● **WHAT YOU ARE ASKED TO DO**
From the listing below, extract every line containing "White".

● **DATA SUPPLIED**
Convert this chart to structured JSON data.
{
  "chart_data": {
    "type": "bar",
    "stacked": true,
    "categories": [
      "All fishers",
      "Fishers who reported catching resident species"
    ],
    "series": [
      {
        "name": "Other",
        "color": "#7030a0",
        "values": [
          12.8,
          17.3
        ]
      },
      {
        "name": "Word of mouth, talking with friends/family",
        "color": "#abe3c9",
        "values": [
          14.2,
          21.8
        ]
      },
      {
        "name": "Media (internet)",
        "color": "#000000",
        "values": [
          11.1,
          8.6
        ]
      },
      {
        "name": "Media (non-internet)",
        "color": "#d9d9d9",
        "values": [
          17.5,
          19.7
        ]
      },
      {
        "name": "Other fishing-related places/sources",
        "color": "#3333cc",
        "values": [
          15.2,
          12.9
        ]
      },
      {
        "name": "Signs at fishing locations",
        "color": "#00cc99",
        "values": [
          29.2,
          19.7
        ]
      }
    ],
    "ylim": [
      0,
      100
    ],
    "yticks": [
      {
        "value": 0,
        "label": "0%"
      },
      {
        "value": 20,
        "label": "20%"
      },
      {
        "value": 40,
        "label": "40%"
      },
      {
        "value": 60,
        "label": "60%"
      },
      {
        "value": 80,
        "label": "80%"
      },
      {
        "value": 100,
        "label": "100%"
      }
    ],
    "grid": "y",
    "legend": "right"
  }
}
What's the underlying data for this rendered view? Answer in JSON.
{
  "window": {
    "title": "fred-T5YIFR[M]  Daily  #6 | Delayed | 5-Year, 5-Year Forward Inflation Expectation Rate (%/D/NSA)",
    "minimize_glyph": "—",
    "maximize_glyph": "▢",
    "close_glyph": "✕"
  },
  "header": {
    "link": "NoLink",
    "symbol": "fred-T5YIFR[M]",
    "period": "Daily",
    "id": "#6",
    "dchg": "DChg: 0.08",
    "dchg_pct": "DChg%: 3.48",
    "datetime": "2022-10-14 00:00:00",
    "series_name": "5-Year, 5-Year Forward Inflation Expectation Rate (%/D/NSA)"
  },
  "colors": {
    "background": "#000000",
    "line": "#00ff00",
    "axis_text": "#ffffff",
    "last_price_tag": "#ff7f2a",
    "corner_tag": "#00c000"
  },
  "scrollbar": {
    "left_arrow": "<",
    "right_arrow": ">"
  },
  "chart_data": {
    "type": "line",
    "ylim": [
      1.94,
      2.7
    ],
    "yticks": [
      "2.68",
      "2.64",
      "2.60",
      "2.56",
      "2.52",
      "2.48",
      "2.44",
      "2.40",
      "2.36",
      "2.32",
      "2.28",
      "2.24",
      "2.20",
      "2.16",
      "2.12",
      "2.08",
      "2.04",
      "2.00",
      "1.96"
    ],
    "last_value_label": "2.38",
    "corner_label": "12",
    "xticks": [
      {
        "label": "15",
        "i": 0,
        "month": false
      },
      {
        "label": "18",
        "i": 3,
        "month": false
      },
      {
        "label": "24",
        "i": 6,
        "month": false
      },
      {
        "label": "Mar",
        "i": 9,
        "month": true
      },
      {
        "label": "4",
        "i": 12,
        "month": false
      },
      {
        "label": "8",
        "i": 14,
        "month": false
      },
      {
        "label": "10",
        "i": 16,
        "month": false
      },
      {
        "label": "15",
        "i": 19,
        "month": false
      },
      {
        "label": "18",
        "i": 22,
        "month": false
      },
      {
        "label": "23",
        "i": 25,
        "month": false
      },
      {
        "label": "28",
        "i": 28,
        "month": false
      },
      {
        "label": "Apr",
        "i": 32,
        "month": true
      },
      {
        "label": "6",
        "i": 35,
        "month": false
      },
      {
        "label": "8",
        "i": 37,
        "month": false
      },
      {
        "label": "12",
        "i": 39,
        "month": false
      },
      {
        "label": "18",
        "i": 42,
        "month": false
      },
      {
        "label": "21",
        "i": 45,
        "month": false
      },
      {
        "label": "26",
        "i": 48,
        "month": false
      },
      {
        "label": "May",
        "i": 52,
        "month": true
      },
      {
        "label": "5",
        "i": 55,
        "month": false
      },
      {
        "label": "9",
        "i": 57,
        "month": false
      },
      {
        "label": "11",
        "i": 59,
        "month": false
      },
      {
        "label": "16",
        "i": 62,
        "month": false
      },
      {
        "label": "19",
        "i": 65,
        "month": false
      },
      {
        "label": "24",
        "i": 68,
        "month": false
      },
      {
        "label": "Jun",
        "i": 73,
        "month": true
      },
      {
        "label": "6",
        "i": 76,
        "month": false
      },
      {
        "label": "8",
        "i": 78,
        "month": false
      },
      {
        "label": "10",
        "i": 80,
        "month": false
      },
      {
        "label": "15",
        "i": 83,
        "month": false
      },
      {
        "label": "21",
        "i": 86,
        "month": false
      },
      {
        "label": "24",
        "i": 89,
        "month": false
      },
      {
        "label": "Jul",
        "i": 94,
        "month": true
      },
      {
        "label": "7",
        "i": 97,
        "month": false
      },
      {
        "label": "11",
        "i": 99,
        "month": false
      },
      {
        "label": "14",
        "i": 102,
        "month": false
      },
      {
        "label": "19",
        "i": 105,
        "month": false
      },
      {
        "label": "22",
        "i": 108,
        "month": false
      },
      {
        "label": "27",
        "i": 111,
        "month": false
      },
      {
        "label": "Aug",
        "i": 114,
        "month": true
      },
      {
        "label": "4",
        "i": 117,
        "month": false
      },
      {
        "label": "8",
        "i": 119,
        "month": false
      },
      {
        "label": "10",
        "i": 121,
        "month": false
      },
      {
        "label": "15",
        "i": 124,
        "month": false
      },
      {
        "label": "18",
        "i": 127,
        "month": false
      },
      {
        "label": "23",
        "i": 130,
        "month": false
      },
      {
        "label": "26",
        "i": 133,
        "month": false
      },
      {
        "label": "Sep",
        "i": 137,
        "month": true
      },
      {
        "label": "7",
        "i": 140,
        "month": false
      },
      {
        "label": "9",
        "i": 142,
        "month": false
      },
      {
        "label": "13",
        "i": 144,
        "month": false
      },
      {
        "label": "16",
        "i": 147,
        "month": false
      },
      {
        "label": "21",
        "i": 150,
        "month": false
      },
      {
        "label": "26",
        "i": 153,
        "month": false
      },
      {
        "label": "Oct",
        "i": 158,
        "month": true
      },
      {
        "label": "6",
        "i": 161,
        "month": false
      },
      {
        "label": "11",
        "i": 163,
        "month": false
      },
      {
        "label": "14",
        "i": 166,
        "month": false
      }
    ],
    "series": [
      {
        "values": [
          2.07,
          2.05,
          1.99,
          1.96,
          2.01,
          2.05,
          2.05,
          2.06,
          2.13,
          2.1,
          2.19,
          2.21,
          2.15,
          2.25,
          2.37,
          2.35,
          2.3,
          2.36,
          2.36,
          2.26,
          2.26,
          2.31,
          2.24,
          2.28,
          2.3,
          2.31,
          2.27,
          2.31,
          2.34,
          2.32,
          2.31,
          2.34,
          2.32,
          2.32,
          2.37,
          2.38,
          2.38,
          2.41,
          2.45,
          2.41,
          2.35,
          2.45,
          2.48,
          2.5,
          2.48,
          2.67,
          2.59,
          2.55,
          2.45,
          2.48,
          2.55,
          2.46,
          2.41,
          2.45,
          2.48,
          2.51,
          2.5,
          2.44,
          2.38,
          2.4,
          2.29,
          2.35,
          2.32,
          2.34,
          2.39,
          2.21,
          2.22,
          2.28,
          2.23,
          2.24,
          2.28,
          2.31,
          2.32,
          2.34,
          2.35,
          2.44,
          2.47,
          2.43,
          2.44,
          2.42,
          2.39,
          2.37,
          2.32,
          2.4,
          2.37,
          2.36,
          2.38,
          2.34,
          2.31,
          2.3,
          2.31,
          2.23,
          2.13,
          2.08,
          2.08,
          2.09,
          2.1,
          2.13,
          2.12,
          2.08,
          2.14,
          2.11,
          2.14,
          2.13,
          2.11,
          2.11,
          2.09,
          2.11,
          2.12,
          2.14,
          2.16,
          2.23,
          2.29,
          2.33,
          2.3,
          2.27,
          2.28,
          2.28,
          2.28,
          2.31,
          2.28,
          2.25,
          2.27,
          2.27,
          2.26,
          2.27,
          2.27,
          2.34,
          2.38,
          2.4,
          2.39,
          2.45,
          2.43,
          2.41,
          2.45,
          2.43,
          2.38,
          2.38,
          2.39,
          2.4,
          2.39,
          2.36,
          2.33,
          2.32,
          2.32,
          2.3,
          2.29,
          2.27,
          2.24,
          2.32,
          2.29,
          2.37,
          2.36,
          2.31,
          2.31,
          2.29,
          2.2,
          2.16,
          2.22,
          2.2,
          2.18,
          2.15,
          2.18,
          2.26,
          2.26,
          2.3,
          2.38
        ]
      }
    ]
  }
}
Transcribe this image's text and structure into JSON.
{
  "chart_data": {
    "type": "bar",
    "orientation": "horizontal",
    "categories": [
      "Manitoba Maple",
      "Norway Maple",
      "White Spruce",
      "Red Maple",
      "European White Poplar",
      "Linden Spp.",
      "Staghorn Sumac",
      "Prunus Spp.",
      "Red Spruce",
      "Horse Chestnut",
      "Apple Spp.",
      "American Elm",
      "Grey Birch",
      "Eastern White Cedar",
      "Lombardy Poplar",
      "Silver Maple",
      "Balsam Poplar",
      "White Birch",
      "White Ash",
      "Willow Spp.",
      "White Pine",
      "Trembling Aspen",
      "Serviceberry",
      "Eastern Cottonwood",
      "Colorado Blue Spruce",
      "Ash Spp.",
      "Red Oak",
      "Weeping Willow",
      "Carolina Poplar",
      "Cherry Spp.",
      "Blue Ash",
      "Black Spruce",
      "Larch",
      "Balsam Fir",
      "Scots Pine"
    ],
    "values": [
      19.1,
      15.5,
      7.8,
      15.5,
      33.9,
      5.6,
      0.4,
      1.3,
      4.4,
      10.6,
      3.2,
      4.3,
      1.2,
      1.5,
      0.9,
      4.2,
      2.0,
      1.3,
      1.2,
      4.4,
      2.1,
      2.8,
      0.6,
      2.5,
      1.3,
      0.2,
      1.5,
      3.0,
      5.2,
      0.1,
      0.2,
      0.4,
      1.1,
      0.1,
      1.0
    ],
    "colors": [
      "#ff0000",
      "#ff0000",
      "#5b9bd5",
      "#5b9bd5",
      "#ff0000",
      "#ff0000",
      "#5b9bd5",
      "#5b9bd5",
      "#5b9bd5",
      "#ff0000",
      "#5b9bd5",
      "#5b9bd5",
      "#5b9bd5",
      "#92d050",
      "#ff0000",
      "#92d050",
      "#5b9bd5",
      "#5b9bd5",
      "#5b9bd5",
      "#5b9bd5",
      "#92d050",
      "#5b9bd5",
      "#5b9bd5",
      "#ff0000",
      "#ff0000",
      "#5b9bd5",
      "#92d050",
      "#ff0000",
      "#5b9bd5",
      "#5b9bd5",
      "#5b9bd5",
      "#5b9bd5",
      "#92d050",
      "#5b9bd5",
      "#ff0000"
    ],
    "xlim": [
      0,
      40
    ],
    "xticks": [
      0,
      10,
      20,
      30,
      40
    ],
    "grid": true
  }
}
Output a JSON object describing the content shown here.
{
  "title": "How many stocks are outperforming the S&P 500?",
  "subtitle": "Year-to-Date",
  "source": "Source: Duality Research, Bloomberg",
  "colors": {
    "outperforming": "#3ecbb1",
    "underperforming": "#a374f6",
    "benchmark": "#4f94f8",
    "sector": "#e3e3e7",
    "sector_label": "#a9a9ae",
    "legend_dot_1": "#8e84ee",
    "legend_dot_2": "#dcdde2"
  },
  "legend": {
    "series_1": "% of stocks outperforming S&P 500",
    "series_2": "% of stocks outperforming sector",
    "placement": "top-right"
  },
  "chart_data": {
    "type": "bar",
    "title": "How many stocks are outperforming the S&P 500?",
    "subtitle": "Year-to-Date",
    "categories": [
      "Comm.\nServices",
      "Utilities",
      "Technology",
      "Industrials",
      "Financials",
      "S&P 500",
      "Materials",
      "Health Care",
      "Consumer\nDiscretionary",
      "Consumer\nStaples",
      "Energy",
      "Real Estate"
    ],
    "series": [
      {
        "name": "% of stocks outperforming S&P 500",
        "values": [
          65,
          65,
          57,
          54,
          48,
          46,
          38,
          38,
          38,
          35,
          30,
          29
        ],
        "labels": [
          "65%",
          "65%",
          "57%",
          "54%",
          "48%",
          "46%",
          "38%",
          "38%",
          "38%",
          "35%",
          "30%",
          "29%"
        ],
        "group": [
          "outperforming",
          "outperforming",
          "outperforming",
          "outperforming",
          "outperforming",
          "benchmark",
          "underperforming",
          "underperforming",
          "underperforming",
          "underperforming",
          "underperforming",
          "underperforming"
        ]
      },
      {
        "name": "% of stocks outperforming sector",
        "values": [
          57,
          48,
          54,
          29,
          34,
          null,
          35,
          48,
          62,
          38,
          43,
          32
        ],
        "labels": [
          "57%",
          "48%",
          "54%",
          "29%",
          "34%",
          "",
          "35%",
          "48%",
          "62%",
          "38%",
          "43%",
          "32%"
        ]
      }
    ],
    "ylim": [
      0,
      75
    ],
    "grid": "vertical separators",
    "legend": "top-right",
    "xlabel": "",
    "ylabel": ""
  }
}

● **SOLUTION TO THIS TASK**
      "White Spruce",
      "European White Poplar",
      "Eastern White Cedar",
      "White Birch",
      "White Ash",
      "White Pine",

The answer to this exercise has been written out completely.